[Items listed in a dataset]
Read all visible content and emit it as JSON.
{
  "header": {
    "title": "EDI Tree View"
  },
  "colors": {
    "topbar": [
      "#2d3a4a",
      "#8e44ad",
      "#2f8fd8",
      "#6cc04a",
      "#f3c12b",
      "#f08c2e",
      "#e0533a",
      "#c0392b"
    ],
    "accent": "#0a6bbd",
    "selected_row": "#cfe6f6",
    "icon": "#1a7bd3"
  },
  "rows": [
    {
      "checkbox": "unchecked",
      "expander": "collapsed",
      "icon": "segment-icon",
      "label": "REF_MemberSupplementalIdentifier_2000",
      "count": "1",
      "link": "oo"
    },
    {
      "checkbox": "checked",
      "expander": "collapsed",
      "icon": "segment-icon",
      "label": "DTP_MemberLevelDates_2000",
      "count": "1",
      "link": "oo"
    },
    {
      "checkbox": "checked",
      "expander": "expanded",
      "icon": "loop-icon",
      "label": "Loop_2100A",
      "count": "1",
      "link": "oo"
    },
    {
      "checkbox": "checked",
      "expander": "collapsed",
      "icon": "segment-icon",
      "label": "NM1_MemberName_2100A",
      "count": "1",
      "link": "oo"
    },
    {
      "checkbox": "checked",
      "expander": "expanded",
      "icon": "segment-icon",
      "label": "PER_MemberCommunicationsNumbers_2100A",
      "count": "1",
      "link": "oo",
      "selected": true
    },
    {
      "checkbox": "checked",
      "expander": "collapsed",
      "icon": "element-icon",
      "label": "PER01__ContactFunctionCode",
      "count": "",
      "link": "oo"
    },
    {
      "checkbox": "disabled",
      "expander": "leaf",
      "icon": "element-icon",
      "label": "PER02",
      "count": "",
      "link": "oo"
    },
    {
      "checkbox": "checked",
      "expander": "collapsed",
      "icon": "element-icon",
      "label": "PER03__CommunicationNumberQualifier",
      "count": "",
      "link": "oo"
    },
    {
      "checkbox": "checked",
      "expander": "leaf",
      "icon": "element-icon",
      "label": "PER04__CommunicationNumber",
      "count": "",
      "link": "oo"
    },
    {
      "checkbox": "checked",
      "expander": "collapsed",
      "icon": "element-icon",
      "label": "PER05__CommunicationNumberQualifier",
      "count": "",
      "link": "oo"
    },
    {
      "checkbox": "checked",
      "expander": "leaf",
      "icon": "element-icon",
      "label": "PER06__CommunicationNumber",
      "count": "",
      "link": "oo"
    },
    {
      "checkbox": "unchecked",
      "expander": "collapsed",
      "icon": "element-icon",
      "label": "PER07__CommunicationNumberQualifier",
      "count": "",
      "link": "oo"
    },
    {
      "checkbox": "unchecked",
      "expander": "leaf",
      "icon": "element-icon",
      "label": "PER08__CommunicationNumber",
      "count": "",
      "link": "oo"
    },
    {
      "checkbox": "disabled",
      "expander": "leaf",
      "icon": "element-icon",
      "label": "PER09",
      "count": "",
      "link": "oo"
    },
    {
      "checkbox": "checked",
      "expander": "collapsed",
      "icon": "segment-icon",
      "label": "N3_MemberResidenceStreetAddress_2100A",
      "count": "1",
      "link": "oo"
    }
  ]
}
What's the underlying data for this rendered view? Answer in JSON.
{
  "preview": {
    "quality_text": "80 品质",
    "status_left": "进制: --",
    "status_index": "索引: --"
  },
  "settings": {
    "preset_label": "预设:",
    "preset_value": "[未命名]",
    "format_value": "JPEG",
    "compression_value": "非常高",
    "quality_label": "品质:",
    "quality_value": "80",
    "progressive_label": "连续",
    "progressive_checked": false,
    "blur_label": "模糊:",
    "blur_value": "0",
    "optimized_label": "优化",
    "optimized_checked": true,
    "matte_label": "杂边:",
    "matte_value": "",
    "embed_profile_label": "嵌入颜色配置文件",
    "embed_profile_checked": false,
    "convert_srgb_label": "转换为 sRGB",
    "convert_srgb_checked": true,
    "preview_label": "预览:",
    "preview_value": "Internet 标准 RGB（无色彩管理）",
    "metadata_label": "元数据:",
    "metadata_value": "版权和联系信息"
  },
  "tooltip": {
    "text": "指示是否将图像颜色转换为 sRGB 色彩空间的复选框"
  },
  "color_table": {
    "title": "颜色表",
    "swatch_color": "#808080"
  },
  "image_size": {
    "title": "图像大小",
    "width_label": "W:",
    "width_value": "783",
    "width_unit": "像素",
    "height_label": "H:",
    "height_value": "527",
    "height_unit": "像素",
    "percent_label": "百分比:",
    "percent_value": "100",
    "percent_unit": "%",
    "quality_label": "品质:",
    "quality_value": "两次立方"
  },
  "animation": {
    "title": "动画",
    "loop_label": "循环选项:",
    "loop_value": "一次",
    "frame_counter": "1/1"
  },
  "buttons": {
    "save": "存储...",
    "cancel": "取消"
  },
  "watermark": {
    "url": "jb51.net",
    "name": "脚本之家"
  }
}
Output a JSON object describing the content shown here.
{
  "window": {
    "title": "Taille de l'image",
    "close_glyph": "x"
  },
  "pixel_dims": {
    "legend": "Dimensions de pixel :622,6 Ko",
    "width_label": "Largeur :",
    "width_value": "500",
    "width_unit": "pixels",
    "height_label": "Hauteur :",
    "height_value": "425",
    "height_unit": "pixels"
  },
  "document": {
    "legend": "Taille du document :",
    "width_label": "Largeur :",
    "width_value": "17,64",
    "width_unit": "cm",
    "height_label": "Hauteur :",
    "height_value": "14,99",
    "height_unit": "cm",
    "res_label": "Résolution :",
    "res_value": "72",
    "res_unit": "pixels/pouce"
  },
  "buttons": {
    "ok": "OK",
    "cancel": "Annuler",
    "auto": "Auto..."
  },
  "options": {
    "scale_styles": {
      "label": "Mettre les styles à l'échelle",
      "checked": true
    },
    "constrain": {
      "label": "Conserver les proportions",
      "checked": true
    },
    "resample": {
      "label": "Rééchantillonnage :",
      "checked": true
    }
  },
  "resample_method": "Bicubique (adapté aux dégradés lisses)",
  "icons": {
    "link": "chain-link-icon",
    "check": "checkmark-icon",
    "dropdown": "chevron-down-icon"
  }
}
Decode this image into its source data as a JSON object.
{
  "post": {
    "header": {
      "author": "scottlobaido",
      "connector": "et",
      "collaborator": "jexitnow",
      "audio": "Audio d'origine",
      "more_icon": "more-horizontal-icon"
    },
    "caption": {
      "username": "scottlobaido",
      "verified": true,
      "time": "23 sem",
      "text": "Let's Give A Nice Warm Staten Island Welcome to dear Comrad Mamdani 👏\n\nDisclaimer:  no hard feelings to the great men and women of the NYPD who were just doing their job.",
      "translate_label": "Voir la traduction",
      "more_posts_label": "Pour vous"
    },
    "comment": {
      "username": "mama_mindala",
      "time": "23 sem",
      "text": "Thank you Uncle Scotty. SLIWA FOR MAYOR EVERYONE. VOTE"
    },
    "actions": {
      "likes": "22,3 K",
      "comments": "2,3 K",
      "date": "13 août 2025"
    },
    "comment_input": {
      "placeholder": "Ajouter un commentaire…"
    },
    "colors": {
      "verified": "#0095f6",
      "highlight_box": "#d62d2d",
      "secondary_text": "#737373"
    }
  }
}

(BRIEF):
Reproduce the listing above exactly from the line containing "Decode this image" through its last line, with both of those lines included.

(SOLUTION FOR THIS TASK):
Decode this image into its source data as a JSON object.
{
  "post": {
    "header": {
      "author": "scottlobaido",
      "connector": "et",
      "collaborator": "jexitnow",
      "audio": "Audio d'origine",
      "more_icon": "more-horizontal-icon"
    },
    "caption": {
      "username": "scottlobaido",
      "verified": true,
      "time": "23 sem",
      "text": "Let's Give A Nice Warm Staten Island Welcome to dear Comrad Mamdani 👏\n\nDisclaimer:  no hard feelings to the great men and women of the NYPD who were just doing their job.",
      "translate_label": "Voir la traduction",
      "more_posts_label": "Pour vous"
    },
    "comment": {
      "username": "mama_mindala",
      "time": "23 sem",
      "text": "Thank you Uncle Scotty. SLIWA FOR MAYOR EVERYONE. VOTE"
    },
    "actions": {
      "likes": "22,3 K",
      "comments": "2,3 K",
      "date": "13 août 2025"
    },
    "comment_input": {
      "placeholder": "Ajouter un commentaire…"
    },
    "colors": {
      "verified": "#0095f6",
      "highlight_box": "#d62d2d",
      "secondary_text": "#737373"
    }
  }
}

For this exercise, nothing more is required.